▸ **Data provided**:
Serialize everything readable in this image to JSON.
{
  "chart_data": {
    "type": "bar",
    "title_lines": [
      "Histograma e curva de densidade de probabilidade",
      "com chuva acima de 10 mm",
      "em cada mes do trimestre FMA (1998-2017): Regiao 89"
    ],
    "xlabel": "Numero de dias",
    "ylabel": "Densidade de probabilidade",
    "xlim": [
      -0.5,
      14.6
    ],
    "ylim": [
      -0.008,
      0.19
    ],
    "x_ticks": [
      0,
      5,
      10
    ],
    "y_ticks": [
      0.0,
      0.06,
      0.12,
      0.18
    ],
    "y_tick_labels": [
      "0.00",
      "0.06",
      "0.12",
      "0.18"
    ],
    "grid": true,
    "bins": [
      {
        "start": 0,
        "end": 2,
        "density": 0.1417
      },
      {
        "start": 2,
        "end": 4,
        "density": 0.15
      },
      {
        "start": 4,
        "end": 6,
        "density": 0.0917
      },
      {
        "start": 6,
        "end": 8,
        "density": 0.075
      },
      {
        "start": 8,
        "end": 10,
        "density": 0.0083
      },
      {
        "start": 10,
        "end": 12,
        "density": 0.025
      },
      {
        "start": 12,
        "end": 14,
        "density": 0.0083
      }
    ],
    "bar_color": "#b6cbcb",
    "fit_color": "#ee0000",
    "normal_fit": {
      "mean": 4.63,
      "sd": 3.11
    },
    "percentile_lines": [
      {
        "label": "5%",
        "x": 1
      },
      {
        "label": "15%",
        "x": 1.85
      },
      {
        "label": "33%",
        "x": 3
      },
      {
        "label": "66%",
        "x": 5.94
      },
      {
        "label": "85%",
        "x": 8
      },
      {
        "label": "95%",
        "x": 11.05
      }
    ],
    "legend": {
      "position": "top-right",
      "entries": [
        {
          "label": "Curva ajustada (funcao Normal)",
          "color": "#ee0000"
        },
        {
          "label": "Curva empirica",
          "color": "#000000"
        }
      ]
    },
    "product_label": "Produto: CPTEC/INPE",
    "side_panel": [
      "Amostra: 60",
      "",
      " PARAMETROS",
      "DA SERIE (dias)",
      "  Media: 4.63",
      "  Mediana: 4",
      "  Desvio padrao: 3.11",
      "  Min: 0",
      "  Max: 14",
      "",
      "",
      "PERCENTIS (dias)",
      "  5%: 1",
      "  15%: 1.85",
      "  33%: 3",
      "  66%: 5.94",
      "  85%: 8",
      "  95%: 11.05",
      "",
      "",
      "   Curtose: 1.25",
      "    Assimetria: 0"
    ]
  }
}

▸ **Task directions**: Return all lines containing "start".

▸ **Result below**:
        "start": 0,
        "start": 2,
        "start": 4,
        "start": 6,
        "start": 8,
        "start": 10,
        "start": 12,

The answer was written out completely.